**TASK GOAL**
Show every line of the records below that contains the word "issues".

**PROVIDED DATA**

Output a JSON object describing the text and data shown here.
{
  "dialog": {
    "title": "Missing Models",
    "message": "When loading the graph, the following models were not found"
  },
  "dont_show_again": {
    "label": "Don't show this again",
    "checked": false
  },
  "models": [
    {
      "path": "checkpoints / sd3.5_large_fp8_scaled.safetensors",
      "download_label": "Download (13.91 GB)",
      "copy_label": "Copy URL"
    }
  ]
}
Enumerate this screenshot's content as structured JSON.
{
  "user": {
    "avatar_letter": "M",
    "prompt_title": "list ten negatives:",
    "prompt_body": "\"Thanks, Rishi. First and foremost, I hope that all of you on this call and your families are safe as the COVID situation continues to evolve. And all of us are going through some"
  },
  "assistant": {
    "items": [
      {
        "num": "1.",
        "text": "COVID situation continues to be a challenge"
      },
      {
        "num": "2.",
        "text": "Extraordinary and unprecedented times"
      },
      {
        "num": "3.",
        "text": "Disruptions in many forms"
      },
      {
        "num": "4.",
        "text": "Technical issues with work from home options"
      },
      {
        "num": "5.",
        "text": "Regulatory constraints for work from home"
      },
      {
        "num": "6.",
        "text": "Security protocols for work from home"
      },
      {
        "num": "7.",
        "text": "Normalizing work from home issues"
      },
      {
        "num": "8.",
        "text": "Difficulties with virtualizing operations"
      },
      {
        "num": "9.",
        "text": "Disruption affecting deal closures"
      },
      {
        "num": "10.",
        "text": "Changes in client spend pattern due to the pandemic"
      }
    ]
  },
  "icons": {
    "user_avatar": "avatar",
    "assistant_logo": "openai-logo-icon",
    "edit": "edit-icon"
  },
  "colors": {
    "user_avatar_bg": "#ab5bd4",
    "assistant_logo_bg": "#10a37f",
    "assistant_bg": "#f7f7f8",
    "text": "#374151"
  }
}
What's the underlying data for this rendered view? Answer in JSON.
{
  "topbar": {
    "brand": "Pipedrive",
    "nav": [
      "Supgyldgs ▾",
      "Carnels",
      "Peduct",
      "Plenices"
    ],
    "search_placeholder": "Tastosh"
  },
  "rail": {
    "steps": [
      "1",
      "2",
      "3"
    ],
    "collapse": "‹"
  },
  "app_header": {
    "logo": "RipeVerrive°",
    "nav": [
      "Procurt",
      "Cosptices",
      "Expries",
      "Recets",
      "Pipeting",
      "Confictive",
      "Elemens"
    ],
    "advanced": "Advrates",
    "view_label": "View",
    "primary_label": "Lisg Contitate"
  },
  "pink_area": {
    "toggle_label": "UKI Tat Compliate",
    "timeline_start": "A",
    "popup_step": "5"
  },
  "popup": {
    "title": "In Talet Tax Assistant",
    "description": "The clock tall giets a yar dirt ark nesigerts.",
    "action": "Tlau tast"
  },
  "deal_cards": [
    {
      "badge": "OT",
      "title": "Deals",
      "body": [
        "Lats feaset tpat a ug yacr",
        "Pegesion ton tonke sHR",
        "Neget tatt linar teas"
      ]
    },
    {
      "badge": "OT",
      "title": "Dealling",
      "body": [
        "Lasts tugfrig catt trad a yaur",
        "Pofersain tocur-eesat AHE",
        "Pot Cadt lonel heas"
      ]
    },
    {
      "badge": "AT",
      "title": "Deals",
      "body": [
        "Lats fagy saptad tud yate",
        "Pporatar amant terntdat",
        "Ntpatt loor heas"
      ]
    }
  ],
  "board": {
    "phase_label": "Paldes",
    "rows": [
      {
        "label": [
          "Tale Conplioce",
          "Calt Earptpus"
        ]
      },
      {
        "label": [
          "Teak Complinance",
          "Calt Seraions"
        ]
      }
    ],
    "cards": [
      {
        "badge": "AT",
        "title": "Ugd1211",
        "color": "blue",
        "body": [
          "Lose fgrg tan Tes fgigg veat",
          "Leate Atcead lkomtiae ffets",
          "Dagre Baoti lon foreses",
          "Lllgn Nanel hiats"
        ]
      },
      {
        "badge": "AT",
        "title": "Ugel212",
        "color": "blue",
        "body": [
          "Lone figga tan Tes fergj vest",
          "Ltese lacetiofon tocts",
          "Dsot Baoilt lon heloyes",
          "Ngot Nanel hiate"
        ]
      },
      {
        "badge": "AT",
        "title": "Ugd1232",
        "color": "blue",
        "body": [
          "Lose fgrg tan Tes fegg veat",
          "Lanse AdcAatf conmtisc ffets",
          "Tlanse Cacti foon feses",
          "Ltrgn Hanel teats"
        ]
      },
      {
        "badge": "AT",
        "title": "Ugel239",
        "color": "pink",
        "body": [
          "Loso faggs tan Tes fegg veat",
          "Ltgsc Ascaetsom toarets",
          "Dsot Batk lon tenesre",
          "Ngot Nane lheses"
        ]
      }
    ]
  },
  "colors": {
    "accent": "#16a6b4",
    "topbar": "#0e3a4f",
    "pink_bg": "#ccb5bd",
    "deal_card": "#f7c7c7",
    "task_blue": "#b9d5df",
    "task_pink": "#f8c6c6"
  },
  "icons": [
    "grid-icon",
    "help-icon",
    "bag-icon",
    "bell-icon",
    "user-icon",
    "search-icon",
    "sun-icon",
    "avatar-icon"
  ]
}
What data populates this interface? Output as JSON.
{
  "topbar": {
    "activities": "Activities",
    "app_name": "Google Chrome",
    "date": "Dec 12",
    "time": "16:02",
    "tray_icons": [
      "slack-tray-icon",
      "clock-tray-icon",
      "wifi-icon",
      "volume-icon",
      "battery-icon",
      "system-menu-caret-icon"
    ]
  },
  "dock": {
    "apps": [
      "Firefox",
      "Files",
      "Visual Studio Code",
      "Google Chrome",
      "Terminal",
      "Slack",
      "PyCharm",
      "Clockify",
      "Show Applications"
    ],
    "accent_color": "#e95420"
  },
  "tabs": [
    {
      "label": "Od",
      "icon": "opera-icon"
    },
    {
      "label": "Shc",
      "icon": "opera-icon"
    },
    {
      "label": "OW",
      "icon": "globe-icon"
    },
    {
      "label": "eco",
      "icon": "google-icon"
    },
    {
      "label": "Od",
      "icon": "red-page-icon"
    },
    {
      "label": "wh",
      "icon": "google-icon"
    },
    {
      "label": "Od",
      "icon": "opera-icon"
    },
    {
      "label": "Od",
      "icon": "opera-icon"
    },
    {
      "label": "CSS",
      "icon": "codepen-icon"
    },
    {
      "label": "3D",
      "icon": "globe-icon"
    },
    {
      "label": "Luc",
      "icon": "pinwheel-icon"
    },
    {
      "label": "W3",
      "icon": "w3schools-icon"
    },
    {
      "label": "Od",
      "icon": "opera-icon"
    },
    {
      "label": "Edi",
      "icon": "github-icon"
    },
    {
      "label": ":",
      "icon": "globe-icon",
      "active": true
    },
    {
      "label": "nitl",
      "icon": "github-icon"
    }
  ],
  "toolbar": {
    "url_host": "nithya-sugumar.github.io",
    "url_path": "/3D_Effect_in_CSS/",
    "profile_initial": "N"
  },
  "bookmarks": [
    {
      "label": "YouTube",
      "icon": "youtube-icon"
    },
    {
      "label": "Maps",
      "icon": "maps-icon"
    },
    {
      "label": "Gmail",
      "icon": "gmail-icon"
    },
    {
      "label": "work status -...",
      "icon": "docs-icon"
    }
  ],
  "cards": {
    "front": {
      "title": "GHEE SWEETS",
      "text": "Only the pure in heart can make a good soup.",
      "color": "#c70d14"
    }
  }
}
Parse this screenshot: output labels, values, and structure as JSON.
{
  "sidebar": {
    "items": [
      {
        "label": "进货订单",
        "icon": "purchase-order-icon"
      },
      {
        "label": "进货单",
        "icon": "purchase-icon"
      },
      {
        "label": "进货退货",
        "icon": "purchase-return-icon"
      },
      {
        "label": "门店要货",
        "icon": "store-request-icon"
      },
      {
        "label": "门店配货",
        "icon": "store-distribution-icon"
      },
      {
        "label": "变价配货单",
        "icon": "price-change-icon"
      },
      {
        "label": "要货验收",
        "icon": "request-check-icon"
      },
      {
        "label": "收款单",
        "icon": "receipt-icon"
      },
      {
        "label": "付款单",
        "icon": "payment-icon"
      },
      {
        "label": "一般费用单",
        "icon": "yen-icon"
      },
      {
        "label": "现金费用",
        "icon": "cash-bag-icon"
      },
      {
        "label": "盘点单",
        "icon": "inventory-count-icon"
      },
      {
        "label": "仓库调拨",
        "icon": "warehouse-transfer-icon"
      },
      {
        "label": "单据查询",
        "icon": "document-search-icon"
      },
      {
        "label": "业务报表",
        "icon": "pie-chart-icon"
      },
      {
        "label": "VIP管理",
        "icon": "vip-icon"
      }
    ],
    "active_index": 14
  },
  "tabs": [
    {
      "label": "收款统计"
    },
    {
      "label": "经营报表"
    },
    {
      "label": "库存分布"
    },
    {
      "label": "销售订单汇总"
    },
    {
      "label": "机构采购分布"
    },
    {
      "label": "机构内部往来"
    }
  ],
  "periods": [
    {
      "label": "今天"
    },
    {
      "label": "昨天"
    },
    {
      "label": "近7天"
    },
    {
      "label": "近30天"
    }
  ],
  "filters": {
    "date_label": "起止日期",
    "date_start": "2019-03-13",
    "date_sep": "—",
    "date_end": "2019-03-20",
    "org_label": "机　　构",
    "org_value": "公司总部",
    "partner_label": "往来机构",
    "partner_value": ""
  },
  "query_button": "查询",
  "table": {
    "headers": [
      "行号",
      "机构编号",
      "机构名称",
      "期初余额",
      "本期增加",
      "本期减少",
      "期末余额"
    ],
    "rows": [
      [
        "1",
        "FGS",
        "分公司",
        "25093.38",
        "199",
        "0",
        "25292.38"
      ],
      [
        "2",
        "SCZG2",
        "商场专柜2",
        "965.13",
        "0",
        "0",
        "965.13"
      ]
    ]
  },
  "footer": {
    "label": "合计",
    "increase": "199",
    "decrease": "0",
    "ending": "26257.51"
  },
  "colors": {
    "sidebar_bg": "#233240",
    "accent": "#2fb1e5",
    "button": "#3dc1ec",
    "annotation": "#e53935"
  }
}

**THE OUTPUT**
        "text": "Technical issues with work from home options"
        "text": "Normalizing work from home issues"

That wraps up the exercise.